### Short problem
In the listing below, please print the line that contains "Output a JSON" and every line that follows it, exactly.

### Material to process
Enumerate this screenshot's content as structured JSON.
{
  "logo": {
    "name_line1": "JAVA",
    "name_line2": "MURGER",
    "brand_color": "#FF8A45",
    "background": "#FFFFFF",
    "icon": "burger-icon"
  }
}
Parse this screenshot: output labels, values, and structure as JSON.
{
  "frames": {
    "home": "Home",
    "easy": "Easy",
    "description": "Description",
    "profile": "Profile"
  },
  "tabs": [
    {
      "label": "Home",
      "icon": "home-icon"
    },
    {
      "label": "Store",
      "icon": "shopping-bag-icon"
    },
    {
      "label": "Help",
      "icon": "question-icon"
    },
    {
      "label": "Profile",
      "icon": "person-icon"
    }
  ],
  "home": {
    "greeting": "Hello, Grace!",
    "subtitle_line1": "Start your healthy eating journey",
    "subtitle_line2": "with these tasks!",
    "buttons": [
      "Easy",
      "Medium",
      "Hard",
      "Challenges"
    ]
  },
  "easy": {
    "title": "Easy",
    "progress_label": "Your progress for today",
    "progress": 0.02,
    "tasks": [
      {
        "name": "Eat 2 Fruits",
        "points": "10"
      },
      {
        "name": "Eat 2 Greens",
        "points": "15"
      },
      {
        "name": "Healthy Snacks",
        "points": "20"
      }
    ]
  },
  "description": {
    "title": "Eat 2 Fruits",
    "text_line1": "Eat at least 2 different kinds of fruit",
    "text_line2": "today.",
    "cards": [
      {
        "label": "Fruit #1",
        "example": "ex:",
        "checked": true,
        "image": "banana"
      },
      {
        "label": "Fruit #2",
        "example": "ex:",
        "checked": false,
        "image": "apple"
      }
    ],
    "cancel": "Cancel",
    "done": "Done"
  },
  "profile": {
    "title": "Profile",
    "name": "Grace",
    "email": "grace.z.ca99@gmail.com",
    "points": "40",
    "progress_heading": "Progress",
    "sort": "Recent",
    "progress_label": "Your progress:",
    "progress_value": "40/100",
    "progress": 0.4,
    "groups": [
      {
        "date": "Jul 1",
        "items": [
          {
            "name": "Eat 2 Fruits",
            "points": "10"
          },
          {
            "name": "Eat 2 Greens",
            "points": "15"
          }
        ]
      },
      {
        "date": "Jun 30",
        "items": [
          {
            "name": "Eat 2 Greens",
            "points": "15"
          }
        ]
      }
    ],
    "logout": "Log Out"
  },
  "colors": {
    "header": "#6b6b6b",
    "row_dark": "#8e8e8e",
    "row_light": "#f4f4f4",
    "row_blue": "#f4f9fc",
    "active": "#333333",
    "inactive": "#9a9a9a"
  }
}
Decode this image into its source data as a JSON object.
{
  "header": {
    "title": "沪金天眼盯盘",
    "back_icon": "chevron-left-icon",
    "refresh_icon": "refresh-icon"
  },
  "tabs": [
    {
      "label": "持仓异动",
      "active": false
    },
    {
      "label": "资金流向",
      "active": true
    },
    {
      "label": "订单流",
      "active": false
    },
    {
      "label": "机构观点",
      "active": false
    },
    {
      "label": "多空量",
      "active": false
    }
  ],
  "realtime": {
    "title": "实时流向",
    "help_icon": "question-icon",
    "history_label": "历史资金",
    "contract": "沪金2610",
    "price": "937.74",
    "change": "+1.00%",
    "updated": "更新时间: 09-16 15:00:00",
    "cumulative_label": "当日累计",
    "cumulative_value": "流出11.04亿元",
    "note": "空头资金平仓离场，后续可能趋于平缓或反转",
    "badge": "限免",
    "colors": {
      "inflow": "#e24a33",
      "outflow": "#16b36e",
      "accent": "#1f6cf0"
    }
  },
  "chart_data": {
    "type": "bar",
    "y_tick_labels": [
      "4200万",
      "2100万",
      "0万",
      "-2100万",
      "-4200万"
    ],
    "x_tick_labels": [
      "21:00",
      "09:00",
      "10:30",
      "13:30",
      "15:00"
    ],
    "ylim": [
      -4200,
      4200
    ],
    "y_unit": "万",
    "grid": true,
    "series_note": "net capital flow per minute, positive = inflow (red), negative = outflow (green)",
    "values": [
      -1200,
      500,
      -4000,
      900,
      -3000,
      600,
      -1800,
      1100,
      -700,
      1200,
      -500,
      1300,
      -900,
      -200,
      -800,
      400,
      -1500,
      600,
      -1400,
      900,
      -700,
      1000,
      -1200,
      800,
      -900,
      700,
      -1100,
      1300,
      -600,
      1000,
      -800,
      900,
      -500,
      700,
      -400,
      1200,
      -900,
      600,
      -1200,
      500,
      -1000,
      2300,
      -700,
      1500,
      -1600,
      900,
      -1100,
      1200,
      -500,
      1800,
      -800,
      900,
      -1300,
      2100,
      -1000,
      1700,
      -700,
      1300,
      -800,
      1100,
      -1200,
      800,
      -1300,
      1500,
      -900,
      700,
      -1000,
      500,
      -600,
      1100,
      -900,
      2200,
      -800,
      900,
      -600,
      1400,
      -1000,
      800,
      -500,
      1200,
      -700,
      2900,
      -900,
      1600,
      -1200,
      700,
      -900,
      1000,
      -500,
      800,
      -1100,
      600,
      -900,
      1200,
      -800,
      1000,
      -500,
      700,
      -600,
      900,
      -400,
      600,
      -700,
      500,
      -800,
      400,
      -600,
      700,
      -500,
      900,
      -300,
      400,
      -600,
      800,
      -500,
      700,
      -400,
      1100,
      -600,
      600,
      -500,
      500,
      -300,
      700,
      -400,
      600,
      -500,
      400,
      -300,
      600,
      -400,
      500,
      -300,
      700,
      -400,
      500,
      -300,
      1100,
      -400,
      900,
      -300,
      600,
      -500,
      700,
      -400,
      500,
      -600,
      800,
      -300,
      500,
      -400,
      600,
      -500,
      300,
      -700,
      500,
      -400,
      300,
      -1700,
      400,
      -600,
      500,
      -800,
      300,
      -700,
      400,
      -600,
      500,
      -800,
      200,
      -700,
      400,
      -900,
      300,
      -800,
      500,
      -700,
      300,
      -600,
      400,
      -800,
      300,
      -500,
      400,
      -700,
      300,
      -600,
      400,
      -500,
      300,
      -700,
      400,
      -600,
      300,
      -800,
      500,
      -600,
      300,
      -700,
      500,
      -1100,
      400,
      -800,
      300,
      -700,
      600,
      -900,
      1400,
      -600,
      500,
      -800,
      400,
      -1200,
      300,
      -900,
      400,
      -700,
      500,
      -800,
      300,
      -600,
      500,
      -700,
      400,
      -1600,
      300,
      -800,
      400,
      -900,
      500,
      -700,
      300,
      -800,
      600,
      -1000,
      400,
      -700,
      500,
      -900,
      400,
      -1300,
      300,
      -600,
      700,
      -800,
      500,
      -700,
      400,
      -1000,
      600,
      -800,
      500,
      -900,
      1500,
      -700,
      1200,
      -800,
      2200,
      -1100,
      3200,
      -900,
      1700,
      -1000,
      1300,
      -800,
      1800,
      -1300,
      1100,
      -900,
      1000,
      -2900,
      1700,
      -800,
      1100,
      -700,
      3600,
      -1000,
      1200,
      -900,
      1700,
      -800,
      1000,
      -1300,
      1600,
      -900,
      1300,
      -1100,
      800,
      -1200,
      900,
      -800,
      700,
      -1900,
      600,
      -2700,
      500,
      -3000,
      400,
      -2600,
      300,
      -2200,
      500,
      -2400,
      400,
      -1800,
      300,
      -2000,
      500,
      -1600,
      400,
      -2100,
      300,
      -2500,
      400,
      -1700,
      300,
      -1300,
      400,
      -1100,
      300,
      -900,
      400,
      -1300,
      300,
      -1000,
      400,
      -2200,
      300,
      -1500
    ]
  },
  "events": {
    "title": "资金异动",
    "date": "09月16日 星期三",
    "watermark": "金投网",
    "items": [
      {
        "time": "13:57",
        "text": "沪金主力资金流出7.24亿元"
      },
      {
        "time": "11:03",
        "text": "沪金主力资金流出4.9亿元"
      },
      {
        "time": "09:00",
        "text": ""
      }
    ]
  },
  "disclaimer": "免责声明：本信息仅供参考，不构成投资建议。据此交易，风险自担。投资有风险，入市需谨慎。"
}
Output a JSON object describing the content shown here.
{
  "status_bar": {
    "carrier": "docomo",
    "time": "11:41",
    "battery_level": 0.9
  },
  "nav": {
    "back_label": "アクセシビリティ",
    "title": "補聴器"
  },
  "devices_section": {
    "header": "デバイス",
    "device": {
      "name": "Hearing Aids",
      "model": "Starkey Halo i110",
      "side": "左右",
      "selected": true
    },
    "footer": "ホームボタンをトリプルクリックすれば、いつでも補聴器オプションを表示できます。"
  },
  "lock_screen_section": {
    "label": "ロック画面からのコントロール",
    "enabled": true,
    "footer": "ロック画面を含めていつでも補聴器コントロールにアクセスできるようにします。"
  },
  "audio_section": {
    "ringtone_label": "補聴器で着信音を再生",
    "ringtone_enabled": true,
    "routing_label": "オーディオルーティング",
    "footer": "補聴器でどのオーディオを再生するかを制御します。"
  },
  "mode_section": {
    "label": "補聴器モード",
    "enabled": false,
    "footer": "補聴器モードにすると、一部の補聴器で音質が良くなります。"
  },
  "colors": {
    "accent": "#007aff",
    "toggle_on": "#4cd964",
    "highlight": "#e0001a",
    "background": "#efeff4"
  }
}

### Written response
Output a JSON object describing the content shown here.
{
  "status_bar": {
    "carrier": "docomo",
    "time": "11:41",
    "battery_level": 0.9
  },
  "nav": {
    "back_label": "アクセシビリティ",
    "title": "補聴器"
  },
  "devices_section": {
    "header": "デバイス",
    "device": {
      "name": "Hearing Aids",
      "model": "Starkey Halo i110",
      "side": "左右",
      "selected": true
    },
    "footer": "ホームボタンをトリプルクリックすれば、いつでも補聴器オプションを表示できます。"
  },
  "lock_screen_section": {
    "label": "ロック画面からのコントロール",
    "enabled": true,
    "footer": "ロック画面を含めていつでも補聴器コントロールにアクセスできるようにします。"
  },
  "audio_section": {
    "ringtone_label": "補聴器で着信音を再生",
    "ringtone_enabled": true,
    "routing_label": "オーディオルーティング",
    "footer": "補聴器でどのオーディオを再生するかを制御します。"
  },
  "mode_section": {
    "label": "補聴器モード",
    "enabled": false,
    "footer": "補聴器モードにすると、一部の補聴器で音質が良くなります。"
  },
  "colors": {
    "accent": "#007aff",
    "toggle_on": "#4cd964",
    "highlight": "#e0001a",
    "background": "#efeff4"
  }
}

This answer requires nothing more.